▶ [READING TEXT]
● ● ● ● ● ● ●

Plaintiffs’ lawyers share material interests with their clients: if the clients don’t get paid, neither do they. As a result — Chamber of Commerce propaganda aside — stupid cases don’t get brought because the plaintiffs’ lawyers are unlikely to get paid. It also forces many cases into settlement, because both the client and her lawyer bear the risk of a negative outcome.

That’s how it usually goes. And had it gone that way in Bollea v. Gawker — that is, if Peter Thiel had not been involved — the case likely would have settled, and Gawker would be posting today.

Financing a Lawsuit

Bollea certainly isn’t poor. But a breach-of-privacy case against a company like Gawker — which put up vigorous legal and factual defenses — requires a lot of work.

Even before trial, a case like that could require upwards of five hundred hours of work by lawyers who bill $500 or more per hour. A safe estimate would put the cost at least a quarter of a million dollars. Bollea, presumably, did not have the cash on hand to finance his own lawsuit.

Further, the lawsuit might have lost on summary judgment or at trial — and it still may be overturned on appeal. That represents quite a lot of risk for both Bollea and his lawyers.

But as we now know, Bollea had help. Peter Thiel has admitted to paying the lawyers as part of a larger, ongoing project to literally destroy Gawker. Many have already written about the dangerous precedent set by this case. The piqued super-rich, it seems, can now use litigation to destroy journalistic entities they don’t like.

That’s entirely true. But just as importantly, Bollea v. Gawker demonstrates how elites enjoy the civil-justice system’s favor, regardless of any First Amendment implications.

If Bollea didn’t have Peter Thiel, he would have had to hire a lawyer willing to take the case on a contingent fee. Had he done so, his hypothetical contingent-fee lawyer would be operating under entirely different calculations, accounting for the risk of losing, the uncertainty of a lengthy appeal, and the possibility of devoting years to a case that might put her in the hole financially.

However, infused with Thiel’s “fuck you money,” Bollea’s lawyers get paid either way. Accordingly, crushing Gawker — as opposed to reaching a reasonable compromise — became counsel’s first order of business.

Their “scorched earth” attacks in post-judgment litigation against the outlet and particularly against individual defendant A. J. Daulerio, a former Gawker editor, prove this.

● ● ● ● ● ● ●

(Document structure recognition rows)
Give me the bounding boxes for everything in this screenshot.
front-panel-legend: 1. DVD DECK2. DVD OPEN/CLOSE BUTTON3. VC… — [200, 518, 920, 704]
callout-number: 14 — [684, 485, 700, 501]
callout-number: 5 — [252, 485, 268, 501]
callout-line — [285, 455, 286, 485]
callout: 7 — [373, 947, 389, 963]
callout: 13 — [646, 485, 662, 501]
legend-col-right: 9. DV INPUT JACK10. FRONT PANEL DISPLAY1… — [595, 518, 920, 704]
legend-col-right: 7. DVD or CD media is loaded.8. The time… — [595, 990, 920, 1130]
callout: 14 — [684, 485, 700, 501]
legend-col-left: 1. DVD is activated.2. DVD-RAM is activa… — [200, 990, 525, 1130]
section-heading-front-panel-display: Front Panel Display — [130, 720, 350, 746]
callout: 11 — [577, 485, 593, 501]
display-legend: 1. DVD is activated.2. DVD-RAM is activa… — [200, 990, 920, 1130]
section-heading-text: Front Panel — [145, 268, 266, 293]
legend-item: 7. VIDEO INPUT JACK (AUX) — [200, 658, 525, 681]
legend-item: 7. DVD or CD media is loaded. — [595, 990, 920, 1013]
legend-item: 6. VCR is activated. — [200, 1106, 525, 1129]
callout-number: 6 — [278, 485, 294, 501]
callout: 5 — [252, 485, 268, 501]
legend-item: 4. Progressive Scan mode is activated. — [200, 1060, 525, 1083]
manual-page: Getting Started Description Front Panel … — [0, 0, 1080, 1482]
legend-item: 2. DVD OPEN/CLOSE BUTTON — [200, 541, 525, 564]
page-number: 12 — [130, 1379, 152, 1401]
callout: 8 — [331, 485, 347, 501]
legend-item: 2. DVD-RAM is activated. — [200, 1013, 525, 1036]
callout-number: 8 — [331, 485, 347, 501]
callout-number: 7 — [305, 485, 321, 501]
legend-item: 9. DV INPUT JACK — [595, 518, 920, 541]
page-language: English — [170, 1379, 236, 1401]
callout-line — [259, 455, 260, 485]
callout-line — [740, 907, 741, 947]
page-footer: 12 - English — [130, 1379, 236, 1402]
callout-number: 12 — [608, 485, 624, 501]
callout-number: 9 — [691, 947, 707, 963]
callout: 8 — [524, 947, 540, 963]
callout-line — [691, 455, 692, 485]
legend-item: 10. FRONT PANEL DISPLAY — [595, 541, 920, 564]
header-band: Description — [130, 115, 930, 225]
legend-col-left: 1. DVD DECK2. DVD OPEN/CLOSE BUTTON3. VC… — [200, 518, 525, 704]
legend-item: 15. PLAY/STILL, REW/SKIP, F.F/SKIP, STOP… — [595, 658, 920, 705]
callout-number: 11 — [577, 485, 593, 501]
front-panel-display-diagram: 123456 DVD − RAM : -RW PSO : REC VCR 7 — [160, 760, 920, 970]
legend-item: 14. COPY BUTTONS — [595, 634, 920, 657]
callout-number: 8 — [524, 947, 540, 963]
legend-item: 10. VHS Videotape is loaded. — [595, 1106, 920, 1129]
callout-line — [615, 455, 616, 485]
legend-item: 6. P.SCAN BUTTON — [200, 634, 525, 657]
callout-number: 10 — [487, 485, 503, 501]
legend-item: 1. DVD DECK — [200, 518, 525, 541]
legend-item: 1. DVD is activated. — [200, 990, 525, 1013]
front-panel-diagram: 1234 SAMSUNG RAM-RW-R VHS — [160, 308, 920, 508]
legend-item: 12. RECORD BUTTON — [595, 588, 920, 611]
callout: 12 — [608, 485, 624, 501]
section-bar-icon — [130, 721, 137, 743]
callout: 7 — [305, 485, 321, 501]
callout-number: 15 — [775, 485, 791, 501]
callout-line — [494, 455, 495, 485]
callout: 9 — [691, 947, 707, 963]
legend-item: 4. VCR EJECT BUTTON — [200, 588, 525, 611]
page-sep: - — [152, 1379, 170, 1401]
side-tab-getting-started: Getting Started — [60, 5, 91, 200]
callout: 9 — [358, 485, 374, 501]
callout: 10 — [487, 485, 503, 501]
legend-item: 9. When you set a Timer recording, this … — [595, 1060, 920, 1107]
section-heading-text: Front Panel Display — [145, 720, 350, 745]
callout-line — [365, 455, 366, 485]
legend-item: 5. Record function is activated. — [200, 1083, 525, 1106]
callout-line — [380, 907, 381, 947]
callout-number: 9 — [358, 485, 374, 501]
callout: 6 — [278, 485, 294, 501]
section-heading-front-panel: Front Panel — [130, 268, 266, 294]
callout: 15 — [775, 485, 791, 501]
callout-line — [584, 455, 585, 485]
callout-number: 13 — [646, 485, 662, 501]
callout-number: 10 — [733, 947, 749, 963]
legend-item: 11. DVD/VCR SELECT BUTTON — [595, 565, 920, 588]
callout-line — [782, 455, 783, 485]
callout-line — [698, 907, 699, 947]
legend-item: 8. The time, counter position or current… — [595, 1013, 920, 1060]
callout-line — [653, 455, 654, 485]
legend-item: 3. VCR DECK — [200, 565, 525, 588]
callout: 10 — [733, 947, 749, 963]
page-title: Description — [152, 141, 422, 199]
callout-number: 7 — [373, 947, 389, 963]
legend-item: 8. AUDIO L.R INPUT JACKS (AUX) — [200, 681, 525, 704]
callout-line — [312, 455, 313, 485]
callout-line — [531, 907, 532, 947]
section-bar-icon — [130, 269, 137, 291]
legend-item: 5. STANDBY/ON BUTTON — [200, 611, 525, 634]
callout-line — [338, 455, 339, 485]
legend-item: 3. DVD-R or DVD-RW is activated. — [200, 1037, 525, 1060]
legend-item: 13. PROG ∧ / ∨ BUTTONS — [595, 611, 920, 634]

● ● ● ● ● ● ●

▶ [WHAT YOU NEED TO DO]
1. Could you turn the paragraph of the Bollea v. Gawker text that begins "Even before trial" into a short bulleted list that keeps its main facts?
2. Can you pick up the Bollea v. Gawker text after its final sentence and carry it on for another paragraph or two?
The rows have nothing to do with the Bollea v. Gawker text.

▶ [ANSWERS PROVIDED]
1.
- Before trial, a case like this could take upwards of 500 hours of work from lawyers billing $500 or more per hour.
- A safe estimate puts the cost at a quarter of a million dollars or more.
- Bollea presumably lacked the cash to fund his own lawsuit.

2.
Similarly, corporate litigators who represent big companies have relatively limitless resources to fight plaintiffs’ claims and bring their own suits. Monsanto doesn’t care how much it costs to defend itself from the millions of Vietnamese and thousands American soldiers poisoned by Agent Orange, or the people in Anniston, Alabama whose lives and property were destroyed by decades of illegal PCB dumping.

Nor does the expense of suing farmers whose crop may contain patented seeds that blew on their land bother Monsanto. Those legal fees amount to a small cost of doing business and a very handy write-off at tax time.

In the civil-justice system, ordinary people don’t enjoy the same luxury. For every “King of Torts” flying around in a private jet funded by tobacco and asbestos settlement money, millions of individual practitioners and small firms finance their own lawsuits against multinational corporations and insurance companies. They functionally carry much more risk than their own clients when a case fails. But not Bollea’s lawyers.

Peter Thiel’s involvement in the Bollea case, it turns out, is old news, another example of how we live in a pay-to-play system, where, if you have enough money, you are insulated from the risk that ordinary litigants and their counsel bear when they bring a lawsuit. This time, it killed Gawker.

Given Gawker’s consistently fearless coverage of the rich and powerful, and its sympathetic, probing coverage of the working class, we should stop arguing about whether the writers and editors practiced responsible journalism — whatever that is — and instead focus on actually reforming a system that favors wealthy reactionaries willing to foot the bill for vanity lawsuits.